▶ [What to do]:
Drop the pictures from the entries below, then reproduce the rest exactly.

>> start

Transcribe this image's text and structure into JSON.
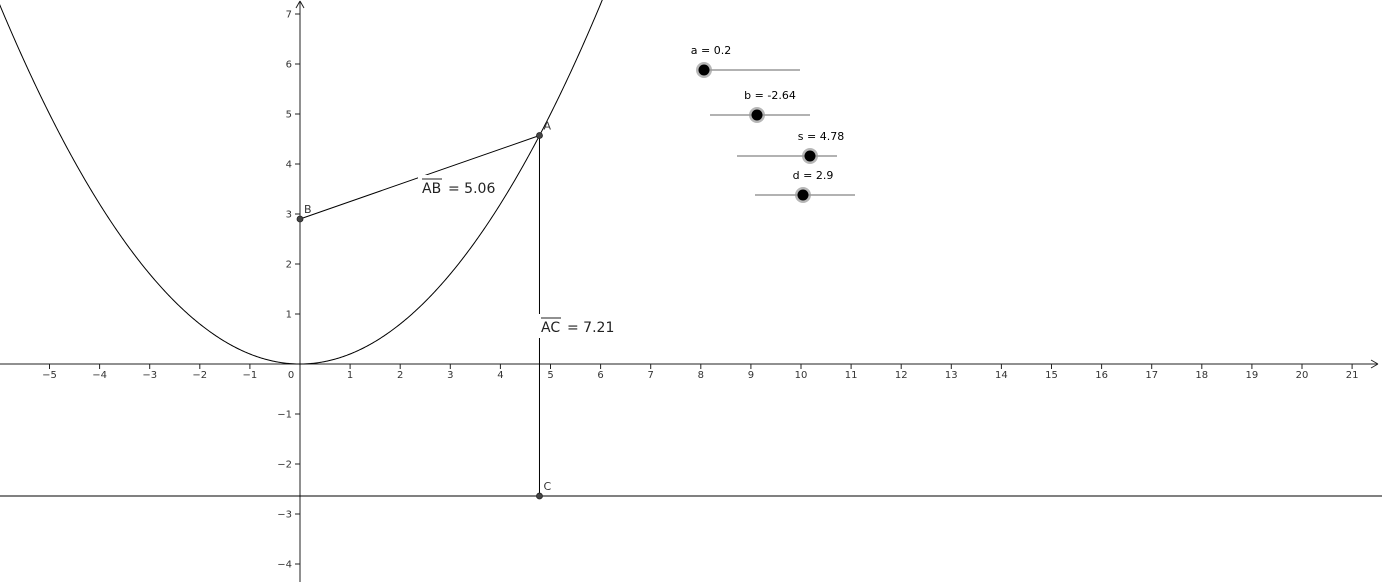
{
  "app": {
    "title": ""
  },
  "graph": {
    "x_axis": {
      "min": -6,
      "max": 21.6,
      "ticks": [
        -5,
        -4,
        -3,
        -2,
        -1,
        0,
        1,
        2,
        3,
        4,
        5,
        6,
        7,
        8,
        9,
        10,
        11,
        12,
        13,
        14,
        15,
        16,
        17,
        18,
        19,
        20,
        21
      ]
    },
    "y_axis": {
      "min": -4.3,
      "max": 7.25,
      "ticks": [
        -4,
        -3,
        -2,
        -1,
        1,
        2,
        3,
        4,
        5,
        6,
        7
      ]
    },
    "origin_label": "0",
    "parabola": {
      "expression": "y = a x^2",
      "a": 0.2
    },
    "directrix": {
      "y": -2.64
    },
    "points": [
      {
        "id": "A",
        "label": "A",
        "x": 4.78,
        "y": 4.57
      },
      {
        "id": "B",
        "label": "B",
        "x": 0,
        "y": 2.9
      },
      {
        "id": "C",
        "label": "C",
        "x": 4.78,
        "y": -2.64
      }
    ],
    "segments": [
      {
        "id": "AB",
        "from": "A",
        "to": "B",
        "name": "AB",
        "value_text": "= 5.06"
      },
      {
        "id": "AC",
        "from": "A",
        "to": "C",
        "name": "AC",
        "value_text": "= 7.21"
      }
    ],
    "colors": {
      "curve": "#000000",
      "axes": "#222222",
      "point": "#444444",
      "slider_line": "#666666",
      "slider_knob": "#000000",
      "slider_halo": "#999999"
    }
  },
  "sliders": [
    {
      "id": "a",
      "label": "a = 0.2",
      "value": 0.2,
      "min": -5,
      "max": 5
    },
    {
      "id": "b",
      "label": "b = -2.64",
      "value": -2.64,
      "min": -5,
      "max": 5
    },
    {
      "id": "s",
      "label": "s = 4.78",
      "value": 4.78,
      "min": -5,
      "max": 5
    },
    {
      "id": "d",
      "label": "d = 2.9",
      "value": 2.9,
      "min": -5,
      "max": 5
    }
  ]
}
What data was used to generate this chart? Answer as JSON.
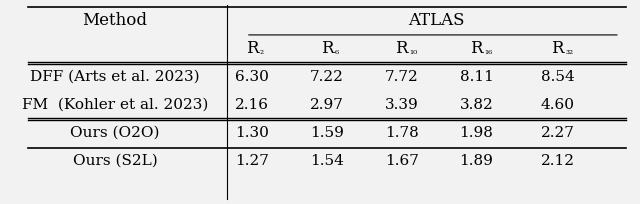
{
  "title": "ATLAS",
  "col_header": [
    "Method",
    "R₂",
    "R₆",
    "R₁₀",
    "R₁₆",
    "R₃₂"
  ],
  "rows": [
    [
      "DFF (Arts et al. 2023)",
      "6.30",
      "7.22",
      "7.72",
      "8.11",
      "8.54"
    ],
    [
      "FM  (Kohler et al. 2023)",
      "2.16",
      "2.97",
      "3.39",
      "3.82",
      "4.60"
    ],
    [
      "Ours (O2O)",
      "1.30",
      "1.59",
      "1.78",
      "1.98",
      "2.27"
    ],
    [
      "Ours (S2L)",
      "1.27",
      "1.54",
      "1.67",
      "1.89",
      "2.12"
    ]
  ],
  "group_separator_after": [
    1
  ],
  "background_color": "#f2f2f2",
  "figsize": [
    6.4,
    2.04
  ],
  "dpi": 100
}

>> end

▶ [Solved problem]:
Transcribe this image's text and structure into JSON.
{
  "app": {
    "title": ""
  },
  "graph": {
    "x_axis": {
      "min": -6,
      "max": 21.6,
      "ticks": [
        -5,
        -4,
        -3,
        -2,
        -1,
        0,
        1,
        2,
        3,
        4,
        5,
        6,
        7,
        8,
        9,
        10,
        11,
        12,
        13,
        14,
        15,
        16,
        17,
        18,
        19,
        20,
        21
      ]
    },
    "y_axis": {
      "min": -4.3,
      "max": 7.25,
      "ticks": [
        -4,
        -3,
        -2,
        -1,
        1,
        2,
        3,
        4,
        5,
        6,
        7
      ]
    },
    "origin_label": "0",
    "parabola": {
      "expression": "y = a x^2",
      "a": 0.2
    },
    "directrix": {
      "y": -2.64
    },
    "points": [
      {
        "id": "A",
        "label": "A",
        "x": 4.78,
        "y": 4.57
      },
      {
        "id": "B",
        "label": "B",
        "x": 0,
        "y": 2.9
      },
      {
        "id": "C",
        "label": "C",
        "x": 4.78,
        "y": -2.64
      }
    ],
    "segments": [
      {
        "id": "AB",
        "from": "A",
        "to": "B",
        "name": "AB",
        "value_text": "= 5.06"
      },
      {
        "id": "AC",
        "from": "A",
        "to": "C",
        "name": "AC",
        "value_text": "= 7.21"
      }
    ],
    "colors": {
      "curve": "#000000",
      "axes": "#222222",
      "point": "#444444",
      "slider_line": "#666666",
      "slider_knob": "#000000",
      "slider_halo": "#999999"
    }
  },
  "sliders": [
    {
      "id": "a",
      "label": "a = 0.2",
      "value": 0.2,
      "min": -5,
      "max": 5
    },
    {
      "id": "b",
      "label": "b = -2.64",
      "value": -2.64,
      "min": -5,
      "max": 5
    },
    {
      "id": "s",
      "label": "s = 4.78",
      "value": 4.78,
      "min": -5,
      "max": 5
    },
    {
      "id": "d",
      "label": "d = 2.9",
      "value": 2.9,
      "min": -5,
      "max": 5
    }
  ]
}
What data was used to generate this chart? Answer as JSON.
{
  "title": "ATLAS",
  "col_header": [
    "Method",
    "R₂",
    "R₆",
    "R₁₀",
    "R₁₆",
    "R₃₂"
  ],
  "rows": [
    [
      "DFF (Arts et al. 2023)",
      "6.30",
      "7.22",
      "7.72",
      "8.11",
      "8.54"
    ],
    [
      "FM  (Kohler et al. 2023)",
      "2.16",
      "2.97",
      "3.39",
      "3.82",
      "4.60"
    ],
    [
      "Ours (O2O)",
      "1.30",
      "1.59",
      "1.78",
      "1.98",
      "2.27"
    ],
    [
      "Ours (S2L)",
      "1.27",
      "1.54",
      "1.67",
      "1.89",
      "2.12"
    ]
  ],
  "group_separator_after": [
    1
  ],
  "background_color": "#f2f2f2",
  "figsize": [
    6.4,
    2.04
  ],
  "dpi": 100
}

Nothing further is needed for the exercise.